Do this -> Reproduce every line of the entries below without any changes, and leave the pictures out of your answer.

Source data
--- Begin ---
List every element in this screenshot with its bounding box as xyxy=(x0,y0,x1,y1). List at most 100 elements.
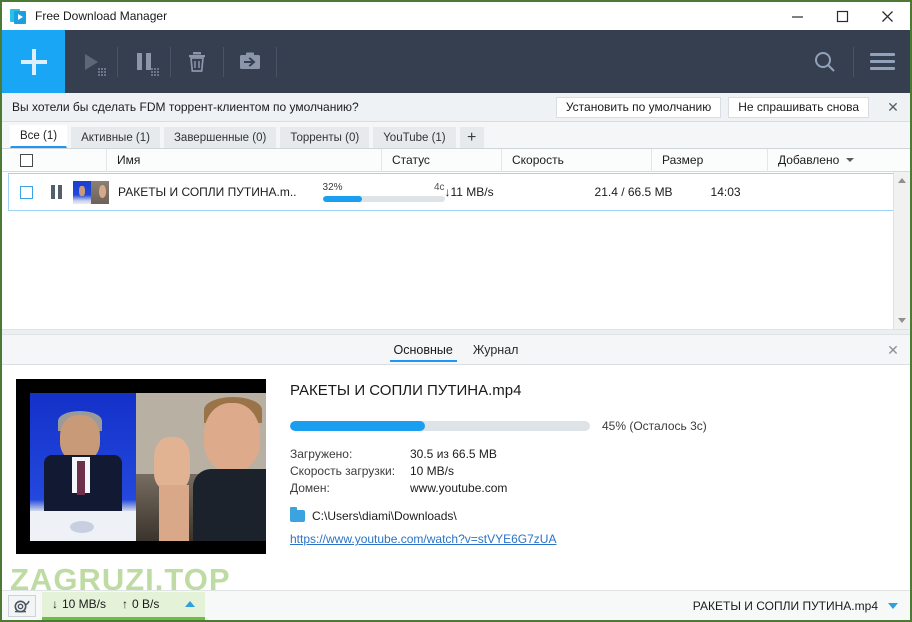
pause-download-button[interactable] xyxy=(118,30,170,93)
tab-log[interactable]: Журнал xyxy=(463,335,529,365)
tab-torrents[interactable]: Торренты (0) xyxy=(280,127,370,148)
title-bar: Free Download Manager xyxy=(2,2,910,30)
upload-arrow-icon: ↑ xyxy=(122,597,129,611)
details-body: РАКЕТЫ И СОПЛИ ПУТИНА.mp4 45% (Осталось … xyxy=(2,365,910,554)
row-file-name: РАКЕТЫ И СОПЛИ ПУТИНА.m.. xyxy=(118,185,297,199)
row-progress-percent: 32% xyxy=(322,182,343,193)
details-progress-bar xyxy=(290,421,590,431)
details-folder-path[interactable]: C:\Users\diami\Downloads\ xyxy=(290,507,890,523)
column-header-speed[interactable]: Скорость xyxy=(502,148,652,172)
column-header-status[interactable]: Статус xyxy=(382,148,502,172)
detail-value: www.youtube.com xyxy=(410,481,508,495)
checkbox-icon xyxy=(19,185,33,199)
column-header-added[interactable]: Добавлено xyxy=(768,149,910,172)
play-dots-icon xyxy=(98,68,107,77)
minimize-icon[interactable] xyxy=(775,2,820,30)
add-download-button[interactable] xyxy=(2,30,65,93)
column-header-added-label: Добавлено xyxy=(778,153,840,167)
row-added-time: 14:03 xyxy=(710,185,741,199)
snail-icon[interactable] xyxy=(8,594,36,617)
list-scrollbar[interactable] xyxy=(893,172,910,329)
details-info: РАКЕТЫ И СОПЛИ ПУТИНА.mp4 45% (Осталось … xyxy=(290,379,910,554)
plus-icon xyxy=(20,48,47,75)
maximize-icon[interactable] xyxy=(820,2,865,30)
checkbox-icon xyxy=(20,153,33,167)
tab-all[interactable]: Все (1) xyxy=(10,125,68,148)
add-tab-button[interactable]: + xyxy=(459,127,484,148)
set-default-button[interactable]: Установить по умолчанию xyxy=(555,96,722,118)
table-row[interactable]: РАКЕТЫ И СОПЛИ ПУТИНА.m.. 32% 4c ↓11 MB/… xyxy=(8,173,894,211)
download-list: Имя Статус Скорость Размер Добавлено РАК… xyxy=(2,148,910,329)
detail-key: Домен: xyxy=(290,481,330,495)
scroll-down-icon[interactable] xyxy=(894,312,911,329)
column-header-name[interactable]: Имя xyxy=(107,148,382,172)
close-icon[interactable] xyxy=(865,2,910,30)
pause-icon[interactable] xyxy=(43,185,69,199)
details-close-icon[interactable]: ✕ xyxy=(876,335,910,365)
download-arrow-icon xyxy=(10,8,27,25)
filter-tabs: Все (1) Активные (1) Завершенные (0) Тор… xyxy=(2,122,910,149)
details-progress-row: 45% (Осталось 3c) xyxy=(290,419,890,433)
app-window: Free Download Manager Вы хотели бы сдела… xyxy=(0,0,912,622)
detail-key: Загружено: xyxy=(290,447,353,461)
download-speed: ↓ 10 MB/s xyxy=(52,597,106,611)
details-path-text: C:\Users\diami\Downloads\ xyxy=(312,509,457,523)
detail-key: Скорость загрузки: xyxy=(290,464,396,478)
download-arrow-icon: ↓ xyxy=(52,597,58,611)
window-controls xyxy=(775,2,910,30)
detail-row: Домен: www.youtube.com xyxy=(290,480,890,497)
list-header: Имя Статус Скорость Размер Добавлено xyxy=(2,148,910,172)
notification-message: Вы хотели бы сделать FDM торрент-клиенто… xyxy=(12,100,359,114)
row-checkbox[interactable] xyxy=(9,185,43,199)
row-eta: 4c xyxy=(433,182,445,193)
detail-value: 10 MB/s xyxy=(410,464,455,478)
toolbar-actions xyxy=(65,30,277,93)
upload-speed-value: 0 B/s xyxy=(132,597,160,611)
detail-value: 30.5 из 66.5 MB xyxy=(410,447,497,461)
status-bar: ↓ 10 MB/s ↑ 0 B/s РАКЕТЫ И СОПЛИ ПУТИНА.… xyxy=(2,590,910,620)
--- End ---
Reply ->
List every element in this screenshot with its bounding box as xyxy=(x0,y0,x1,y1). List at most 100 elements.
pause-download-button[interactable] xyxy=(118,30,170,93)
tab-log[interactable]: Журнал xyxy=(463,335,529,365)
tab-torrents[interactable]: Торренты (0) xyxy=(280,127,370,148)
title-bar: Free Download Manager xyxy=(2,2,910,30)
upload-arrow-icon: ↑ xyxy=(122,597,129,611)
details-body: РАКЕТЫ И СОПЛИ ПУТИНА.mp4 45% (Осталось … xyxy=(2,365,910,554)
row-file-name: РАКЕТЫ И СОПЛИ ПУТИНА.m.. xyxy=(118,185,297,199)
row-progress-percent: 32% xyxy=(322,182,343,193)
details-progress-bar xyxy=(290,421,590,431)
details-folder-path[interactable]: C:\Users\diami\Downloads\ xyxy=(290,507,890,523)
column-header-speed[interactable]: Скорость xyxy=(502,148,652,172)
column-header-status[interactable]: Статус xyxy=(382,148,502,172)
detail-value: www.youtube.com xyxy=(410,481,508,495)
checkbox-icon xyxy=(19,185,33,199)
column-header-added[interactable]: Добавлено xyxy=(768,149,910,172)
play-dots-icon xyxy=(98,68,107,77)
minimize-icon[interactable] xyxy=(775,2,820,30)
add-download-button[interactable] xyxy=(2,30,65,93)
column-header-added-label: Добавлено xyxy=(778,153,840,167)
row-added-time: 14:03 xyxy=(710,185,741,199)
snail-icon[interactable] xyxy=(8,594,36,617)
list-scrollbar[interactable] xyxy=(893,172,910,329)
details-info: РАКЕТЫ И СОПЛИ ПУТИНА.mp4 45% (Осталось … xyxy=(290,379,910,554)
plus-icon xyxy=(20,48,47,75)
maximize-icon[interactable] xyxy=(820,2,865,30)
checkbox-icon xyxy=(20,153,33,167)
tab-all[interactable]: Все (1) xyxy=(10,125,68,148)
add-tab-button[interactable]: + xyxy=(459,127,484,148)
set-default-button[interactable]: Установить по умолчанию xyxy=(555,96,722,118)
table-row[interactable]: РАКЕТЫ И СОПЛИ ПУТИНА.m.. 32% 4c ↓11 MB/… xyxy=(8,173,894,211)
download-list: Имя Статус Скорость Размер Добавлено РАК… xyxy=(2,148,910,329)
detail-key: Домен: xyxy=(290,481,330,495)
scroll-down-icon[interactable] xyxy=(894,312,911,329)
column-header-name[interactable]: Имя xyxy=(107,148,382,172)
close-icon[interactable] xyxy=(865,2,910,30)
pause-icon[interactable] xyxy=(43,185,69,199)
details-close-icon[interactable]: ✕ xyxy=(876,335,910,365)
download-arrow-icon xyxy=(10,8,27,25)
filter-tabs: Все (1) Активные (1) Завершенные (0) Тор… xyxy=(2,122,910,149)
details-progress-row: 45% (Осталось 3c) xyxy=(290,419,890,433)
app-window: Free Download Manager Вы хотели бы сдела… xyxy=(0,0,912,622)
detail-key: Загружено: xyxy=(290,447,353,461)
download-speed: ↓ 10 MB/s xyxy=(52,597,106,611)
details-path-text: C:\Users\diami\Downloads\ xyxy=(312,509,457,523)
detail-key: Скорость загрузки: xyxy=(290,464,396,478)
download-arrow-icon: ↓ xyxy=(52,597,58,611)
window-controls xyxy=(775,2,910,30)
detail-row: Домен: www.youtube.com xyxy=(290,480,890,497)
list-header: Имя Статус Скорость Размер Добавлено xyxy=(2,148,910,172)
notification-message: Вы хотели бы сделать FDM торрент-клиенто… xyxy=(12,100,359,114)
row-checkbox[interactable] xyxy=(9,185,43,199)
row-eta: 4c xyxy=(433,182,445,193)
detail-value: 10 MB/s xyxy=(410,464,455,478)
toolbar-actions xyxy=(65,30,277,93)
upload-speed-value: 0 B/s xyxy=(132,597,160,611)
detail-value: 30.5 из 66.5 MB xyxy=(410,447,497,461)
status-bar: ↓ 10 MB/s ↑ 0 B/s РАКЕТЫ И СОПЛИ ПУТИНА.… xyxy=(2,590,910,620)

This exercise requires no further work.